▶ Information supplied
______________________________

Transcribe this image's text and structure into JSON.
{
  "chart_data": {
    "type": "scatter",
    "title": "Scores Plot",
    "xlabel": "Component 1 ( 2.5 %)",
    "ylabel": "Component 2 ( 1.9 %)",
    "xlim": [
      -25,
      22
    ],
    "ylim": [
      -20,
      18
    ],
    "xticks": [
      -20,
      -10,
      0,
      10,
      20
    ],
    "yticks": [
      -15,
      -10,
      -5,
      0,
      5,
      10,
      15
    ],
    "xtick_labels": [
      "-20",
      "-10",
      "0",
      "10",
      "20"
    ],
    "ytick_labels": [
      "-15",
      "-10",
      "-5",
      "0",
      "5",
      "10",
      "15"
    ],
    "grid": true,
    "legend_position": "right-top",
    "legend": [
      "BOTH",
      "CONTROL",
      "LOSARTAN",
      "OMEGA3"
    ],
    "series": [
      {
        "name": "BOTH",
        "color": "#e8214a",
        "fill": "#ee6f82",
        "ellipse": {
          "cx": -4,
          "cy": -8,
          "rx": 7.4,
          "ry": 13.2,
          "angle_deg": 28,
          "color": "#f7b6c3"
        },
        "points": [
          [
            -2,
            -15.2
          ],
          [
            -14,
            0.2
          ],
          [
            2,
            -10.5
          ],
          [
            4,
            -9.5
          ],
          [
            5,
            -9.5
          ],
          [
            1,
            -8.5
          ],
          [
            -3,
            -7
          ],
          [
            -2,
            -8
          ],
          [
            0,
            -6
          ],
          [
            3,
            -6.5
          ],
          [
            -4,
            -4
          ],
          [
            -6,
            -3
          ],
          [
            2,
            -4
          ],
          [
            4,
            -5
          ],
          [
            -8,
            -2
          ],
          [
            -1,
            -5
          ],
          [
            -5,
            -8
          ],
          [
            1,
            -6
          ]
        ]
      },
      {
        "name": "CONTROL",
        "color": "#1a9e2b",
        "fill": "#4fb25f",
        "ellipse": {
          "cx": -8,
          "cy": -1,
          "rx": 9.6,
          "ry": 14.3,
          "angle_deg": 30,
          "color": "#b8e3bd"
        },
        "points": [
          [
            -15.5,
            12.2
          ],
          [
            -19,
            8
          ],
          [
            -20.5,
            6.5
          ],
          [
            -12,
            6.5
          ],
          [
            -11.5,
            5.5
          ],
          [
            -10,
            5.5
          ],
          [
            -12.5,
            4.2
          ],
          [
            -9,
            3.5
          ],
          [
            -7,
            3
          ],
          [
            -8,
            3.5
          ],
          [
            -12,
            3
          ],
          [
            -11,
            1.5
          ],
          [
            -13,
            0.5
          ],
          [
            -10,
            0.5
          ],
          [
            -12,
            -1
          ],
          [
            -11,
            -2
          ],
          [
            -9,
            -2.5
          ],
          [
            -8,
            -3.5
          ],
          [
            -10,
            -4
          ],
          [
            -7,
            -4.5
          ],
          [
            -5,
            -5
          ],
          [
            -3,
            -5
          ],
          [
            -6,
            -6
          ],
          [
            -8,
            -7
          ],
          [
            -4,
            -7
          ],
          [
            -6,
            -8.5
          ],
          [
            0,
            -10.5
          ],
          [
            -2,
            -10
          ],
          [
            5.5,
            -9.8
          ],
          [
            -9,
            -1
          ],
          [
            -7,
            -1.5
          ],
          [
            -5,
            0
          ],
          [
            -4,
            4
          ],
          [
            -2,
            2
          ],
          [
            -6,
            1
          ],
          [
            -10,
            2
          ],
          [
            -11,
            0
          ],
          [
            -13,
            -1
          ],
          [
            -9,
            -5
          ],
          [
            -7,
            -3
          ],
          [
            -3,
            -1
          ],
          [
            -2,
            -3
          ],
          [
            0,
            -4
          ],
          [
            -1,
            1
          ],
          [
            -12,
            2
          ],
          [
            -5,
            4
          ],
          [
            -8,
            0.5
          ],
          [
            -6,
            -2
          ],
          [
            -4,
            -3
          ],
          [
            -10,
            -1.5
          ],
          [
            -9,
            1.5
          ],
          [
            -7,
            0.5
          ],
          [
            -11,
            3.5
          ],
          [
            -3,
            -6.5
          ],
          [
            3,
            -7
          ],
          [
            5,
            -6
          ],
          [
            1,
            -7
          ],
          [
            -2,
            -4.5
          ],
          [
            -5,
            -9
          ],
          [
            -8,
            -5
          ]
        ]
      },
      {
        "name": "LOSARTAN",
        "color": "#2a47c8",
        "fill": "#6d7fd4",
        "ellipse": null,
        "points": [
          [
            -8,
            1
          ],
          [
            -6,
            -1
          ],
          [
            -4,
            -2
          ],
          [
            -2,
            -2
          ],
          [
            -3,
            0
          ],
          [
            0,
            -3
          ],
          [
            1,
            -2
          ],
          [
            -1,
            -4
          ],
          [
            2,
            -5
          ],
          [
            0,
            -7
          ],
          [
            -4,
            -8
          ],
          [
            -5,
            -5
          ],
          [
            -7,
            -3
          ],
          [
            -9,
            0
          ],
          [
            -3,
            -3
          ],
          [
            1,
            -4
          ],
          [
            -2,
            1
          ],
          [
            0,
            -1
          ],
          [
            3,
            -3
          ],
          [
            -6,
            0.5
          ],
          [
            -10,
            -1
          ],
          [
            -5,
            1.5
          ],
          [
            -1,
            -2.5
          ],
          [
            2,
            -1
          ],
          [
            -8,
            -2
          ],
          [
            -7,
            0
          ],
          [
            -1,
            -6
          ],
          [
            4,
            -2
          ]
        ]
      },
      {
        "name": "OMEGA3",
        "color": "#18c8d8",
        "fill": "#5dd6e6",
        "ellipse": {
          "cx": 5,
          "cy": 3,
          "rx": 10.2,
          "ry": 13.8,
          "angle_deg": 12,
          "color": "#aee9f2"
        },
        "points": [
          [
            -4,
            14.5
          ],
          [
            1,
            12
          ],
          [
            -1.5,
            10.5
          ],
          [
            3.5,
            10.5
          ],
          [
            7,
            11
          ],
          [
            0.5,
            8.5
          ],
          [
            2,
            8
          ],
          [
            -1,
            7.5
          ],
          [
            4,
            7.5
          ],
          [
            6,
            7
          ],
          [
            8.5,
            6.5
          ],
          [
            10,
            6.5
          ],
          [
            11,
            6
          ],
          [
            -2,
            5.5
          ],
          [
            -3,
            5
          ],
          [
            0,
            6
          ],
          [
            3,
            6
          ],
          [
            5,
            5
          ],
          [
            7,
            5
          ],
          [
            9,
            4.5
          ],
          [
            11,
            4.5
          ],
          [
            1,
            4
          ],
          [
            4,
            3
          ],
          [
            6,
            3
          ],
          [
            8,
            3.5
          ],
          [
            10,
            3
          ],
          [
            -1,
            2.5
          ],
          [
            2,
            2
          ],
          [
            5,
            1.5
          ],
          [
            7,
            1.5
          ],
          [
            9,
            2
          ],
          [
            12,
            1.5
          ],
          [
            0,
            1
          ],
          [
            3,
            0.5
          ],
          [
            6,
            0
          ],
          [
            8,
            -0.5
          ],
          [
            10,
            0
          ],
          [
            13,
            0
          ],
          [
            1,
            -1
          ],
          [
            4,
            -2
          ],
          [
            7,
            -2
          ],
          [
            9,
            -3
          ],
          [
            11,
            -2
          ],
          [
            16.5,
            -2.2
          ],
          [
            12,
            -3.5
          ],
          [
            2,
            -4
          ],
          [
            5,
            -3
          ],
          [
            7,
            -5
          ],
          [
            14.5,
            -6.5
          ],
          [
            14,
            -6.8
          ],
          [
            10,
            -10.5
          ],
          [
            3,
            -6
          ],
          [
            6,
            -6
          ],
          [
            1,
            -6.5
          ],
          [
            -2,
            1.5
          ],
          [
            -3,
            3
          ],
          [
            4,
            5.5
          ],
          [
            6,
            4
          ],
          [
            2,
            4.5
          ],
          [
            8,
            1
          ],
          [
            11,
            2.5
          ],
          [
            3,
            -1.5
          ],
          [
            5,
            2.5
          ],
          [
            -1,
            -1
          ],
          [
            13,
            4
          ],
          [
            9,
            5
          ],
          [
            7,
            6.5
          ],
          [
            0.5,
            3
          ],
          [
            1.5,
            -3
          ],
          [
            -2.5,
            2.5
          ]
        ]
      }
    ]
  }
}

______________________________

From the records, copy every line that has the string "fill" in it.

        "fill": "#ee6f82",
        "fill": "#4fb25f",
        "fill": "#6d7fd4",
        "fill": "#5dd6e6",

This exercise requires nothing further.